Task.
Gather every line below where "Lian" appears.

Data items.

__________

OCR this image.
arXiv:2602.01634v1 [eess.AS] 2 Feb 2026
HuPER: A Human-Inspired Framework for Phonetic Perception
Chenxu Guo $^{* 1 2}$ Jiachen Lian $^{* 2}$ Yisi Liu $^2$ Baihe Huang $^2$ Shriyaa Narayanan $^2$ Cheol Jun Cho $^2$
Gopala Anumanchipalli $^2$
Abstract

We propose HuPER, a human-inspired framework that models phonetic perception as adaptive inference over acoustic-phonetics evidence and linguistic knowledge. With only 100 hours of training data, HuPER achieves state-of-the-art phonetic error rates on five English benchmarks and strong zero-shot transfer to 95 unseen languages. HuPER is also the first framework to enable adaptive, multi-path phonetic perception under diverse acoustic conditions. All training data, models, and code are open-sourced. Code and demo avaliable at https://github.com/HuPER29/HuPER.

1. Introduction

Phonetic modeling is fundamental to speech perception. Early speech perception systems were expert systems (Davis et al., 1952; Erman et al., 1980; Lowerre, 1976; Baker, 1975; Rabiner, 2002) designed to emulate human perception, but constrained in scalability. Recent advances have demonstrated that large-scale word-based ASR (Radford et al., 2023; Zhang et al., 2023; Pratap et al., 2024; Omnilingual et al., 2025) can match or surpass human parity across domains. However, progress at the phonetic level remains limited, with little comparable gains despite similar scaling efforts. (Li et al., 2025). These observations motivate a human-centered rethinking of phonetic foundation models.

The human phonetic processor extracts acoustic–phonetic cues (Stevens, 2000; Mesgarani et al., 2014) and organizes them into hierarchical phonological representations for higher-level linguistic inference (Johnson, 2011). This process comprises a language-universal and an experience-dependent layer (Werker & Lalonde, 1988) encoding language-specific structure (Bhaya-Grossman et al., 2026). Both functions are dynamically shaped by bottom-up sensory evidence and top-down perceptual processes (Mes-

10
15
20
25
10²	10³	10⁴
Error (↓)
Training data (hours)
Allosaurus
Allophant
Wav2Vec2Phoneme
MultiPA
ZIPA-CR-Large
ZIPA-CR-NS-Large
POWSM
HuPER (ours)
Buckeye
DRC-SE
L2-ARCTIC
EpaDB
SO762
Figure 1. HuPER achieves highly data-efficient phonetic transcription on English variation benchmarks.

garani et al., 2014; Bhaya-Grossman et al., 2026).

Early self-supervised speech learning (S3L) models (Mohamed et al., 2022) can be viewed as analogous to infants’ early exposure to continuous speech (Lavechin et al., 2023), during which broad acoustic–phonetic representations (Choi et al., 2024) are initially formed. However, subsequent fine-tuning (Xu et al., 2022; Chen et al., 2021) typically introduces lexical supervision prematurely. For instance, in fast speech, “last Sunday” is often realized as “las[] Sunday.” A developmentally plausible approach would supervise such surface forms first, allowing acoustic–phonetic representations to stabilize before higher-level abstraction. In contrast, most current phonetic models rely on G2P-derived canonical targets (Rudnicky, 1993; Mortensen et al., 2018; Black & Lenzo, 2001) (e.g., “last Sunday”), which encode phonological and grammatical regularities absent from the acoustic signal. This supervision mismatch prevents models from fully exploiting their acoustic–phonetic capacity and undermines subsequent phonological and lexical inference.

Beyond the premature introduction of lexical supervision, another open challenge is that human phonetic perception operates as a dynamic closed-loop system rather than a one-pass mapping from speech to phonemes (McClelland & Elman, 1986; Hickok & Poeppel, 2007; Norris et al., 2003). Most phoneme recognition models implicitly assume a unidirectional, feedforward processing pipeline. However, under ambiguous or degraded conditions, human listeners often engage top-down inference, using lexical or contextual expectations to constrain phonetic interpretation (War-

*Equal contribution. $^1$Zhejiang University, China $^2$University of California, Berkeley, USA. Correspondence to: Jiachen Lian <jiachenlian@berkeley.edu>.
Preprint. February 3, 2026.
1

__________

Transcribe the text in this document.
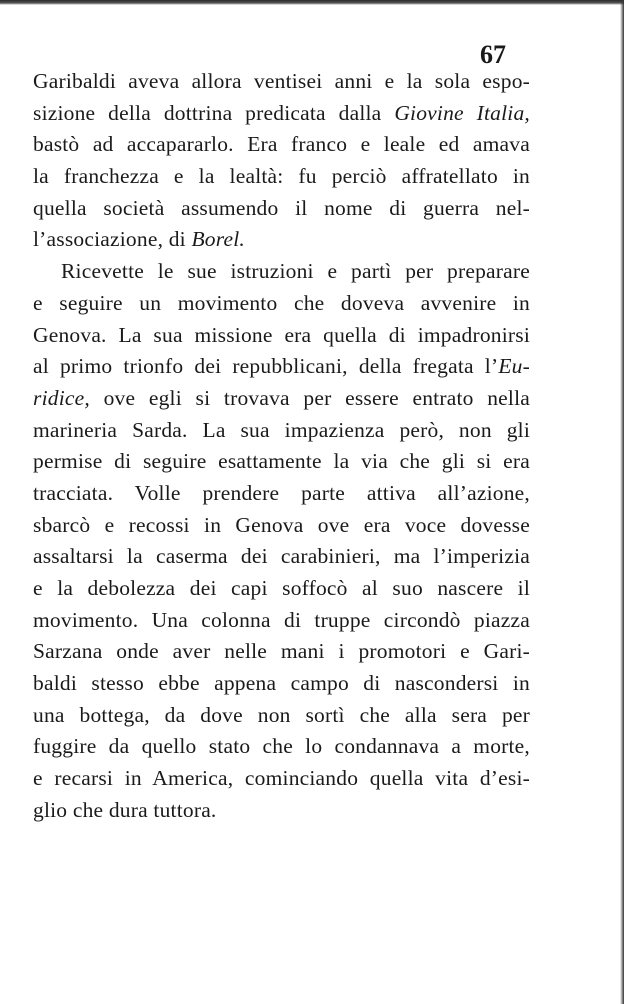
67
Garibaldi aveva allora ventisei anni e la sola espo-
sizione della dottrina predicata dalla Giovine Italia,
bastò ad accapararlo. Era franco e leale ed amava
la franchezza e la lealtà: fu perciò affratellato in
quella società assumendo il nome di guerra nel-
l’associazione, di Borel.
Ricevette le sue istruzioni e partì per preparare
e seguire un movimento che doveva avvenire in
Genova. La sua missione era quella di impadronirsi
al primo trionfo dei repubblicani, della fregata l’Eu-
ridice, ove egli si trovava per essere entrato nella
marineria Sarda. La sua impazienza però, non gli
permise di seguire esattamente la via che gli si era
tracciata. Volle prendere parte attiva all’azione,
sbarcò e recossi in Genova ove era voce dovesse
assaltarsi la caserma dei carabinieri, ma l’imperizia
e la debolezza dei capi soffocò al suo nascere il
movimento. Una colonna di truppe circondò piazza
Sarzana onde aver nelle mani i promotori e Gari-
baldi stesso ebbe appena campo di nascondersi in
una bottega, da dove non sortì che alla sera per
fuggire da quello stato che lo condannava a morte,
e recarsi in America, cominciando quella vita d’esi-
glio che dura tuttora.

__________

Response to the task.
Chenxu Guo $^{* 1 2}$ Jiachen Lian $^{* 2}$ Yisi Liu $^2$ Baihe Huang $^2$ Shriyaa Narayanan $^2$ Cheol Jun Cho $^2$
*Equal contribution. $^1$Zhejiang University, China $^2$University of California, Berkeley, USA. Correspondence to: Jiachen Lian <jiachenlian@berkeley.edu>.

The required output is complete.